## GOAL
Any pictures in the records below should be skipped; write out everything else exactly.

## PROVIDED ENTRIES
▽

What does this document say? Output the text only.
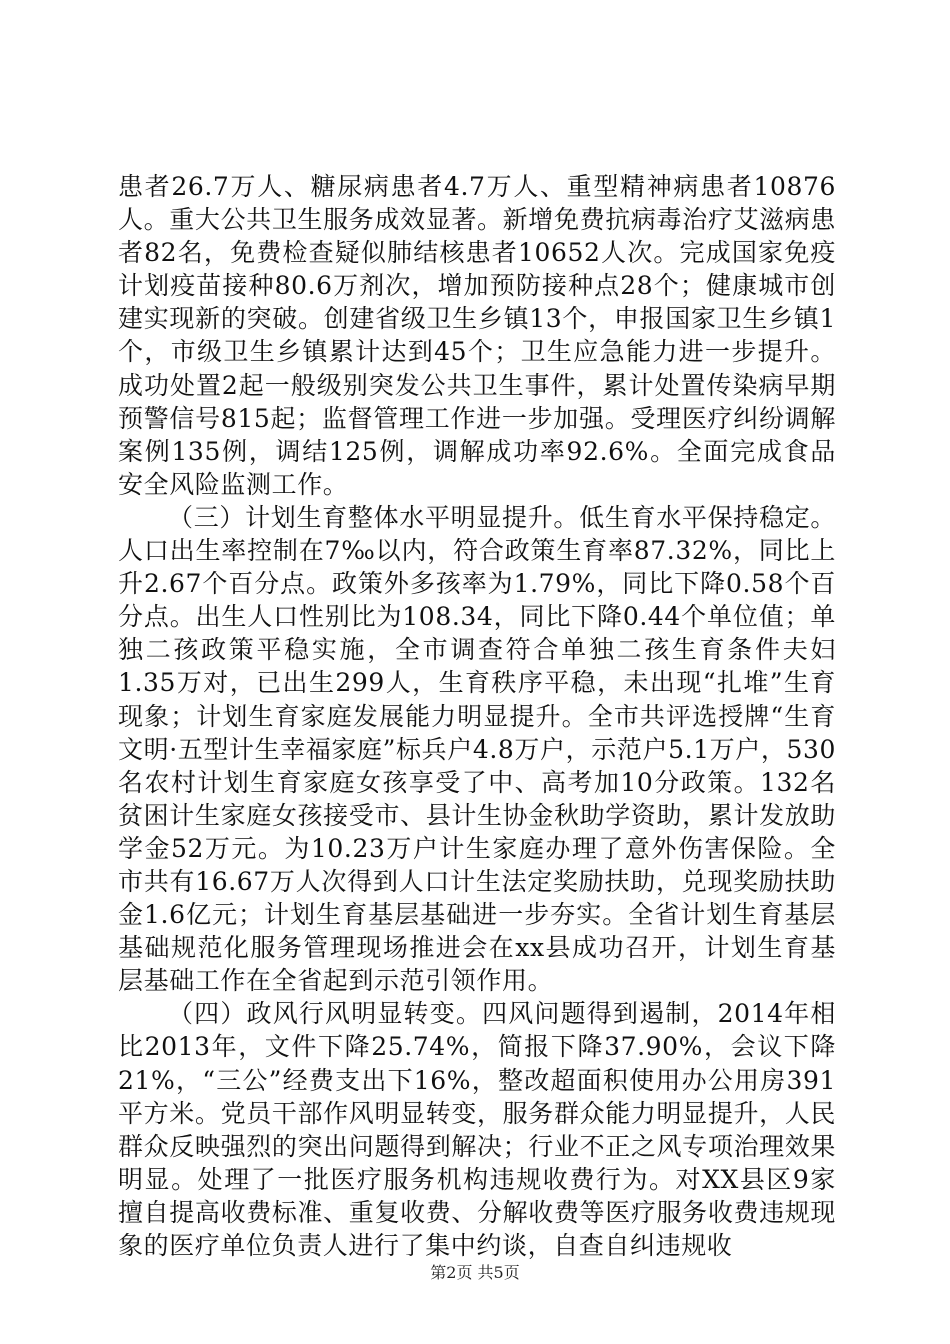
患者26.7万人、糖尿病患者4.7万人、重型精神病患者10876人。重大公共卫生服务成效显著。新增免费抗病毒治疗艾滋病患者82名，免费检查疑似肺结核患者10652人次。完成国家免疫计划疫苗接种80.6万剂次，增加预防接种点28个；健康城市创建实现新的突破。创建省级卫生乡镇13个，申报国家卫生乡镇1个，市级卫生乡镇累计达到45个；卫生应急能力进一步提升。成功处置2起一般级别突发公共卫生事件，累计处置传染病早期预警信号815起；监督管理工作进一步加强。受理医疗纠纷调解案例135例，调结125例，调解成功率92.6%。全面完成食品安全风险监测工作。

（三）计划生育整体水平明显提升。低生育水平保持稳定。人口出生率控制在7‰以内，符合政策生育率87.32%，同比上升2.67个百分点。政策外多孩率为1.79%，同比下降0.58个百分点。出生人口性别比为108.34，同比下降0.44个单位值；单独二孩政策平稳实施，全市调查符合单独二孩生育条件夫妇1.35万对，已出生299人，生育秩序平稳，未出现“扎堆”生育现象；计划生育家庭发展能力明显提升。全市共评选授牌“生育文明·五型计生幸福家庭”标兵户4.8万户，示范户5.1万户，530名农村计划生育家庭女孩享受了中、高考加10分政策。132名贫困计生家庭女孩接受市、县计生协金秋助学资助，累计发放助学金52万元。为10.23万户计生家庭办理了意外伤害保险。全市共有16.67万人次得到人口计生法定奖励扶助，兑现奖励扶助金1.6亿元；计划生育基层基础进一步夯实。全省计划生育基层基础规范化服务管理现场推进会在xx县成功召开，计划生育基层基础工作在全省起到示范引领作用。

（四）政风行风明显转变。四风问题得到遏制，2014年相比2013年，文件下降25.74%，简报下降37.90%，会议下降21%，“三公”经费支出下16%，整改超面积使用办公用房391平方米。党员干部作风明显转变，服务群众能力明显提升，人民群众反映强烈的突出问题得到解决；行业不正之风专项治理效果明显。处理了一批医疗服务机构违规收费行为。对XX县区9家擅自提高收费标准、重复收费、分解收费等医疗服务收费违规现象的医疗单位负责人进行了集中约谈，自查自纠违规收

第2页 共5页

△

## SOLUTION TO THIS TASK
What does this document say? Output the text only.
患者26.7万人、糖尿病患者4.7万人、重型精神病患者10876人。重大公共卫生服务成效显著。新增免费抗病毒治疗艾滋病患者82名，免费检查疑似肺结核患者10652人次。完成国家免疫计划疫苗接种80.6万剂次，增加预防接种点28个；健康城市创建实现新的突破。创建省级卫生乡镇13个，申报国家卫生乡镇1个，市级卫生乡镇累计达到45个；卫生应急能力进一步提升。成功处置2起一般级别突发公共卫生事件，累计处置传染病早期预警信号815起；监督管理工作进一步加强。受理医疗纠纷调解案例135例，调结125例，调解成功率92.6%。全面完成食品安全风险监测工作。

（三）计划生育整体水平明显提升。低生育水平保持稳定。人口出生率控制在7‰以内，符合政策生育率87.32%，同比上升2.67个百分点。政策外多孩率为1.79%，同比下降0.58个百分点。出生人口性别比为108.34，同比下降0.44个单位值；单独二孩政策平稳实施，全市调查符合单独二孩生育条件夫妇1.35万对，已出生299人，生育秩序平稳，未出现“扎堆”生育现象；计划生育家庭发展能力明显提升。全市共评选授牌“生育文明·五型计生幸福家庭”标兵户4.8万户，示范户5.1万户，530名农村计划生育家庭女孩享受了中、高考加10分政策。132名贫困计生家庭女孩接受市、县计生协金秋助学资助，累计发放助学金52万元。为10.23万户计生家庭办理了意外伤害保险。全市共有16.67万人次得到人口计生法定奖励扶助，兑现奖励扶助金1.6亿元；计划生育基层基础进一步夯实。全省计划生育基层基础规范化服务管理现场推进会在xx县成功召开，计划生育基层基础工作在全省起到示范引领作用。

（四）政风行风明显转变。四风问题得到遏制，2014年相比2013年，文件下降25.74%，简报下降37.90%，会议下降21%，“三公”经费支出下16%，整改超面积使用办公用房391平方米。党员干部作风明显转变，服务群众能力明显提升，人民群众反映强烈的突出问题得到解决；行业不正之风专项治理效果明显。处理了一批医疗服务机构违规收费行为。对XX县区9家擅自提高收费标准、重复收费、分解收费等医疗服务收费违规现象的医疗单位负责人进行了集中约谈，自查自纠违规收

第2页 共5页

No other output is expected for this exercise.